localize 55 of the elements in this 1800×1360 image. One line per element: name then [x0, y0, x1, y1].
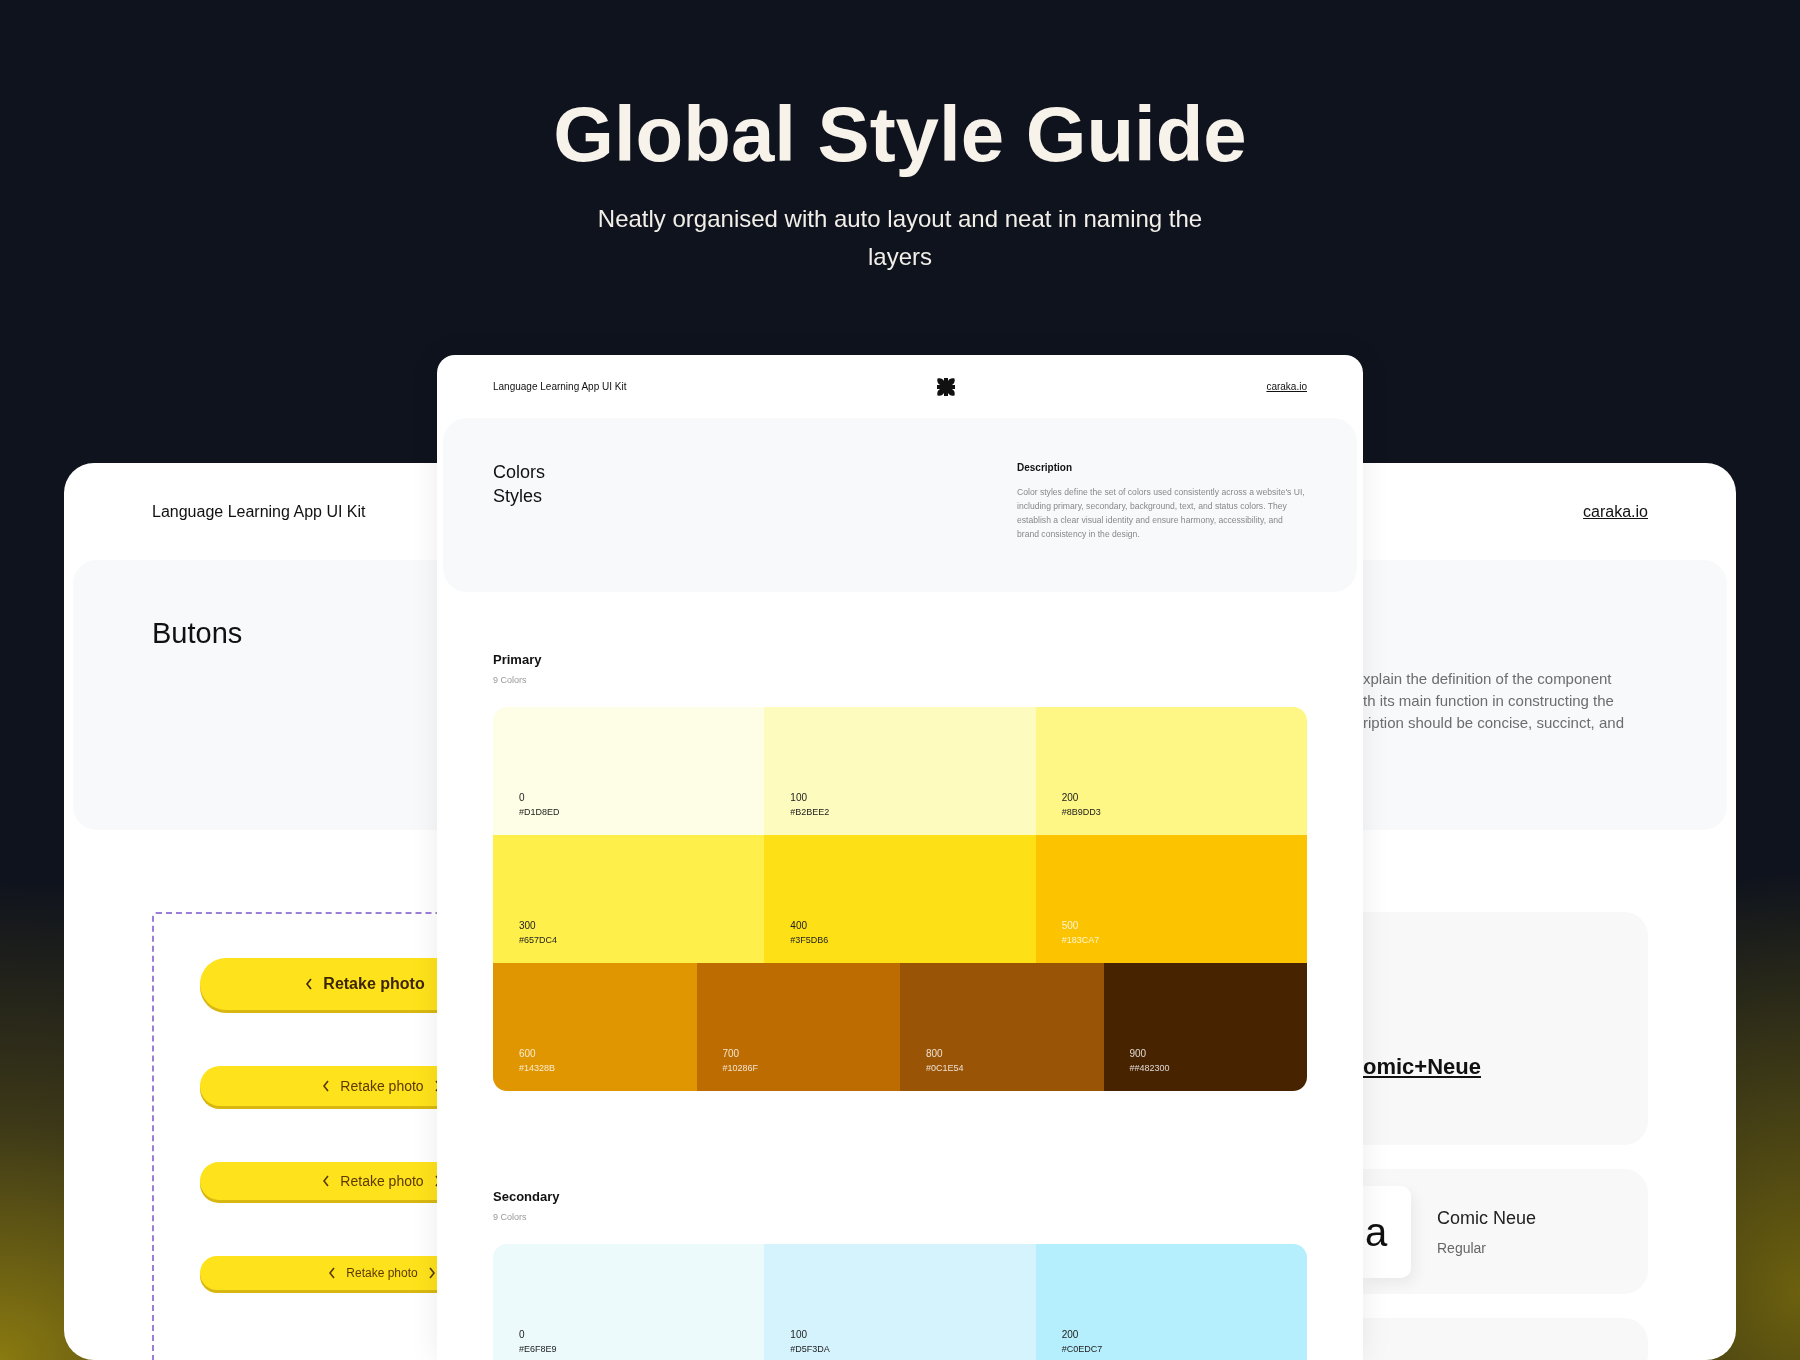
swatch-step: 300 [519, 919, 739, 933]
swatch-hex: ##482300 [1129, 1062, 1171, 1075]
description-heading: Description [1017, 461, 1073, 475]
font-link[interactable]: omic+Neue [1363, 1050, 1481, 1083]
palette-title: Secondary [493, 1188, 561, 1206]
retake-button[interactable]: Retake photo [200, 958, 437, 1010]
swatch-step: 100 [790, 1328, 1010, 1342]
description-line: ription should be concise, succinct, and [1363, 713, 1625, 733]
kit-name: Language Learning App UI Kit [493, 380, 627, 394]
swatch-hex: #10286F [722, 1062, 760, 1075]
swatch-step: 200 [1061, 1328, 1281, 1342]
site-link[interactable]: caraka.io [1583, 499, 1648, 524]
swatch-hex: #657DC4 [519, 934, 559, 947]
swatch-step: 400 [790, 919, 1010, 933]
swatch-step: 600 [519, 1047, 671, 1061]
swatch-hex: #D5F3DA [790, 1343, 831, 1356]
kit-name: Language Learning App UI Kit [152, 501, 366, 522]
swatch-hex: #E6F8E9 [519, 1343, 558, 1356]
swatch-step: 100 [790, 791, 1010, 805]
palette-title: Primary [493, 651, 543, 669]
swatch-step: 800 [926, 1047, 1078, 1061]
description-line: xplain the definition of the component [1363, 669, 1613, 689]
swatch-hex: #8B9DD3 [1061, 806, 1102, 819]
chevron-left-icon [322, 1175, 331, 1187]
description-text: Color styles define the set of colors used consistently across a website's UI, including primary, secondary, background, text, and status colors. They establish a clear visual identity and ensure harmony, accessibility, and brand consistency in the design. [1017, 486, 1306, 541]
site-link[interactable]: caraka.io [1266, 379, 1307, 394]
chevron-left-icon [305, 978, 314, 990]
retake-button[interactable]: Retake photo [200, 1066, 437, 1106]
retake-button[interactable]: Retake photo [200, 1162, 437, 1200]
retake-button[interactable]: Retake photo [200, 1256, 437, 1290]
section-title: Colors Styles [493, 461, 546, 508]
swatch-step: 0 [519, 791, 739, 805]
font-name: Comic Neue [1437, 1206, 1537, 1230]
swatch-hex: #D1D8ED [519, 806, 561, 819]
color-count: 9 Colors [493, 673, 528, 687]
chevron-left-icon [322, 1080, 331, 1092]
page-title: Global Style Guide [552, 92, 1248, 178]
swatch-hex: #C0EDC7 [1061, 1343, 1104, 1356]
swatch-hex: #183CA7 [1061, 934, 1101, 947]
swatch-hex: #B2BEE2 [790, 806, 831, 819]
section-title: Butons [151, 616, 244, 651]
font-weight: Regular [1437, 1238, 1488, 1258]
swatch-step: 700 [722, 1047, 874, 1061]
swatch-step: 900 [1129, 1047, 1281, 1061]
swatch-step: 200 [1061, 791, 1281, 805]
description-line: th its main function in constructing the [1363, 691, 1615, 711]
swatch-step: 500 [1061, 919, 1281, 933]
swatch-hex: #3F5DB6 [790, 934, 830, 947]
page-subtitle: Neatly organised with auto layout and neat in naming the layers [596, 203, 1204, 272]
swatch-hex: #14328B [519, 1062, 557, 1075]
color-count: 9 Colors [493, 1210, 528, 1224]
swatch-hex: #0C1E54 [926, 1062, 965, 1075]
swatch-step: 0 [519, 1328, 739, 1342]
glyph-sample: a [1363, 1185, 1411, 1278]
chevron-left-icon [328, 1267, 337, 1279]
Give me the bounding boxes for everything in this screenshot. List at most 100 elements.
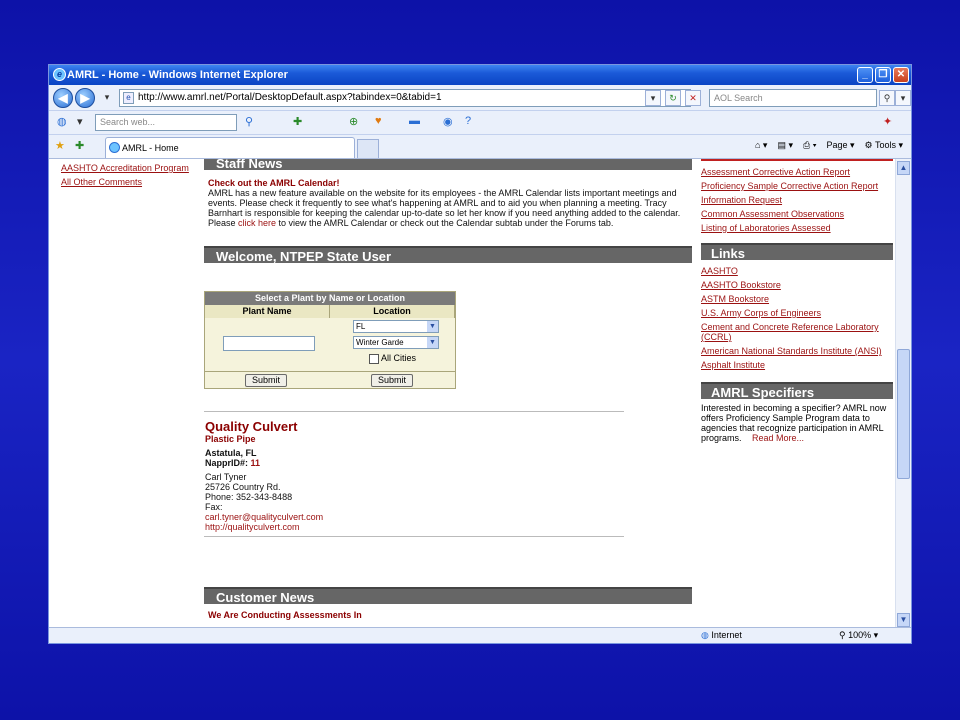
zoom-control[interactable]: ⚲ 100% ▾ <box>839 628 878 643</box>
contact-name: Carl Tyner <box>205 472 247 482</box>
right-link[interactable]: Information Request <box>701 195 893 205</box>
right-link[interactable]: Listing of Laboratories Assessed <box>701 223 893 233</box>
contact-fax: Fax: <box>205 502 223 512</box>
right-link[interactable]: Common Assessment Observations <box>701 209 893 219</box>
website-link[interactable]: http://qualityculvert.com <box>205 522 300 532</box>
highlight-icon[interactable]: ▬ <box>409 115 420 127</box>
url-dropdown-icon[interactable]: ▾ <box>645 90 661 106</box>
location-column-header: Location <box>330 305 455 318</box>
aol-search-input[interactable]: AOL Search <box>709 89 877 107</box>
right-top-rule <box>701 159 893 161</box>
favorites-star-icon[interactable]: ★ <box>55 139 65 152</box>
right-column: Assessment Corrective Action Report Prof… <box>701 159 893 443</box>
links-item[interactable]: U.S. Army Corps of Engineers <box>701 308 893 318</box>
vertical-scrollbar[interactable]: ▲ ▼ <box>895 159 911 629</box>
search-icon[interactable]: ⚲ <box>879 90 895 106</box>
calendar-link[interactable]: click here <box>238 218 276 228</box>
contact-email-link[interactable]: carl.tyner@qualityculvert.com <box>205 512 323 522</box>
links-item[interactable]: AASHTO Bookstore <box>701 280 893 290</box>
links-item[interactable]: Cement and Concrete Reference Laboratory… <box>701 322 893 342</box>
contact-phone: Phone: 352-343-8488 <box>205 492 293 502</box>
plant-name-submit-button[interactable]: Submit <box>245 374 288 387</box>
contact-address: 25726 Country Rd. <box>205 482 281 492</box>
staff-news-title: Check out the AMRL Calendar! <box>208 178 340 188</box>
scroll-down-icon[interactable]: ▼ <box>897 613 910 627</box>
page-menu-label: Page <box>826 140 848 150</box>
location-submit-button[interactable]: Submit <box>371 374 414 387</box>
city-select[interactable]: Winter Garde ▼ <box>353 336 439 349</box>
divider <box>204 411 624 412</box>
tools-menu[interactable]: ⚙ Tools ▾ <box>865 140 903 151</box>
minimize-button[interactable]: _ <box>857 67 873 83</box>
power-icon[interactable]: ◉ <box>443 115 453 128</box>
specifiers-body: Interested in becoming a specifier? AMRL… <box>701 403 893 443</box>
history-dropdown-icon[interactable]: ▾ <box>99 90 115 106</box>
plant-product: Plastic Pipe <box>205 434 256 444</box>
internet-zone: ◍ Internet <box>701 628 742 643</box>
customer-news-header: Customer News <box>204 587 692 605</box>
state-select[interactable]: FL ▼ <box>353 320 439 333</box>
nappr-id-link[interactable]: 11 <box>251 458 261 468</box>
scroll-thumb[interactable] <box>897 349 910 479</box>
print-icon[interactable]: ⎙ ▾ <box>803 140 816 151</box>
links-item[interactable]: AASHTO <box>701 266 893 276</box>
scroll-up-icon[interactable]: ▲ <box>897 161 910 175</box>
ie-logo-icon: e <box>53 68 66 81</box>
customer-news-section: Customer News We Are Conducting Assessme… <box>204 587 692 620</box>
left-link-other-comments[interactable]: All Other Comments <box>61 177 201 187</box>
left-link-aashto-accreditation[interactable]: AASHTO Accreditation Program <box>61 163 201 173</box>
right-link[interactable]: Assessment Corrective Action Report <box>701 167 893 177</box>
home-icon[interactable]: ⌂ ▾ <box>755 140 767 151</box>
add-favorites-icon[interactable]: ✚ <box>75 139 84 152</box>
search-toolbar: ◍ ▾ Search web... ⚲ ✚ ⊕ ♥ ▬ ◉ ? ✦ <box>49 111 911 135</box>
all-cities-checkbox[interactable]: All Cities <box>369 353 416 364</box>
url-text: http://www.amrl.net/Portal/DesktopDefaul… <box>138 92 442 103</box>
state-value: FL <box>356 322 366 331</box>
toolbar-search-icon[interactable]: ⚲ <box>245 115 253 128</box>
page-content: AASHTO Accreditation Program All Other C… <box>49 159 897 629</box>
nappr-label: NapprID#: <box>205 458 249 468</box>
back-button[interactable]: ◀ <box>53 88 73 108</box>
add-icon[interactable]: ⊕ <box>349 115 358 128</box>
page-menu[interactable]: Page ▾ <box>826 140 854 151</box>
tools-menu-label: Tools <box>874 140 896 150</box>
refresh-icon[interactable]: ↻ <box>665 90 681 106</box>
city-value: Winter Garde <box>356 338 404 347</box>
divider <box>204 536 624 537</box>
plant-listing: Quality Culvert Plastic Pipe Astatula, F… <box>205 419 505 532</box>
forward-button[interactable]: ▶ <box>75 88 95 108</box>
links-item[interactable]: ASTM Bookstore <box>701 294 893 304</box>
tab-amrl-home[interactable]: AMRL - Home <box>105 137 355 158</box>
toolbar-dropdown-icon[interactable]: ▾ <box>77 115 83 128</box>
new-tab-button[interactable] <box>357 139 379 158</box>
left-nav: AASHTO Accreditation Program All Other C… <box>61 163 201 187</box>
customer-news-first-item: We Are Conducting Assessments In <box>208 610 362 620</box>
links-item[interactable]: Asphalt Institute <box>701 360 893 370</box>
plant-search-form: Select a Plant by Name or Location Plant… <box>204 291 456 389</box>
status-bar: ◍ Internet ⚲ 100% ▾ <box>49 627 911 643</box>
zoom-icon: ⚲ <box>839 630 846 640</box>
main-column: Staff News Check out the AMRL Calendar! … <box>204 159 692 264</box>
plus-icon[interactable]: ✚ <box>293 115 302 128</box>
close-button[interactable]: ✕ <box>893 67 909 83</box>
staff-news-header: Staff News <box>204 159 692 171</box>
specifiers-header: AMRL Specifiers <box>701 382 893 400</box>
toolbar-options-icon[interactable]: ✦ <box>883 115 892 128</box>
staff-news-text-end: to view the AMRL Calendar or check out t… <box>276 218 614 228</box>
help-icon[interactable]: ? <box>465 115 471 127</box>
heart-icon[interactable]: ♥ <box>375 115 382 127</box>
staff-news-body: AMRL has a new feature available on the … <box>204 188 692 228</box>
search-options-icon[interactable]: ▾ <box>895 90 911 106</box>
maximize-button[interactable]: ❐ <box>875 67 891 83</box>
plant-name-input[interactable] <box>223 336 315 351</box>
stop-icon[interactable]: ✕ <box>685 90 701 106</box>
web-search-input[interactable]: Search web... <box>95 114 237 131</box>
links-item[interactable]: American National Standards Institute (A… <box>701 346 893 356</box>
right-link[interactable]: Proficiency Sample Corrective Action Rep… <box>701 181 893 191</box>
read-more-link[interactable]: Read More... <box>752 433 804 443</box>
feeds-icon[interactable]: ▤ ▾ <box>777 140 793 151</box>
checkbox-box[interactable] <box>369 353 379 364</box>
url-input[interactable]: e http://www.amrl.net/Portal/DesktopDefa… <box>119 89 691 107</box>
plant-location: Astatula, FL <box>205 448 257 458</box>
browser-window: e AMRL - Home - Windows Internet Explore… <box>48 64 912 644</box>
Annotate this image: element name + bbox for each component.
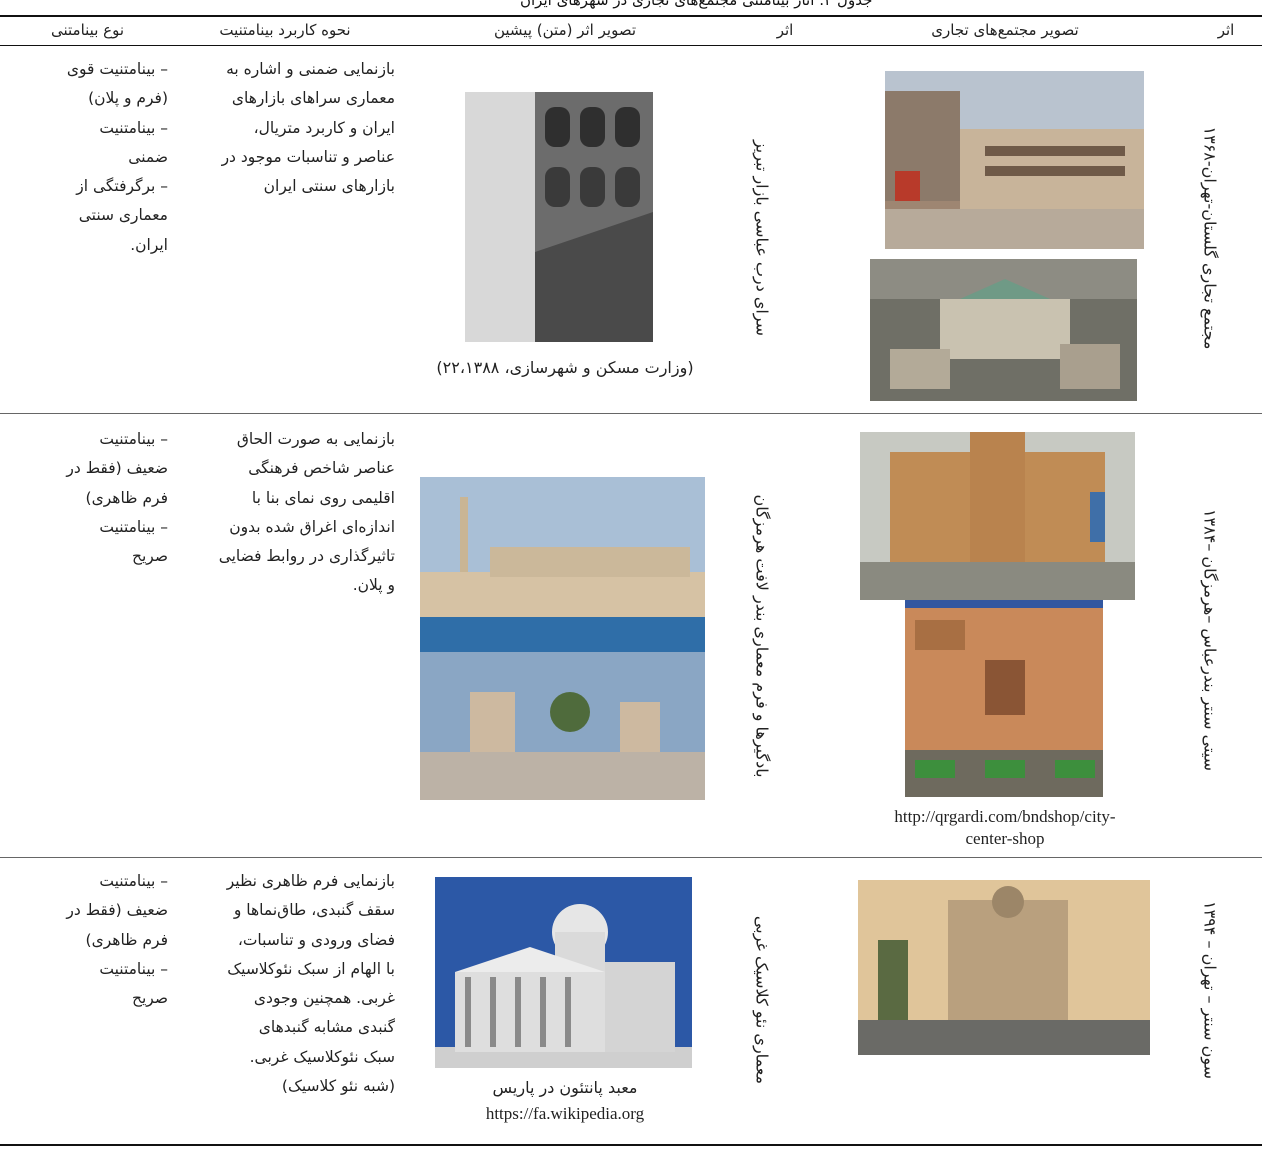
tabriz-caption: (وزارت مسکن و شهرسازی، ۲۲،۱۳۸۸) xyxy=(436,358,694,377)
******************************
[INSTRUCTION]
Give the lines between the one holding "swatch-step: 300 [519, 919, 739, 933]" and the one holding "swatch-step: 100 [790, 1328, 1010, 1342]", inclusive, with "Secondary" replaced by "Accent" and everything else unchanged.

[COMPLETE RESPONSE]
swatch-step: 300 [519, 919, 739, 933]
swatch-hex: ##482300 [1129, 1062, 1171, 1075]
description-heading: Description [1017, 461, 1073, 475]
font-link[interactable]: omic+Neue [1363, 1050, 1481, 1083]
palette-title: Accent [493, 1188, 561, 1206]
retake-button[interactable]: Retake photo [200, 958, 437, 1010]
swatch-step: 100 [790, 1328, 1010, 1342]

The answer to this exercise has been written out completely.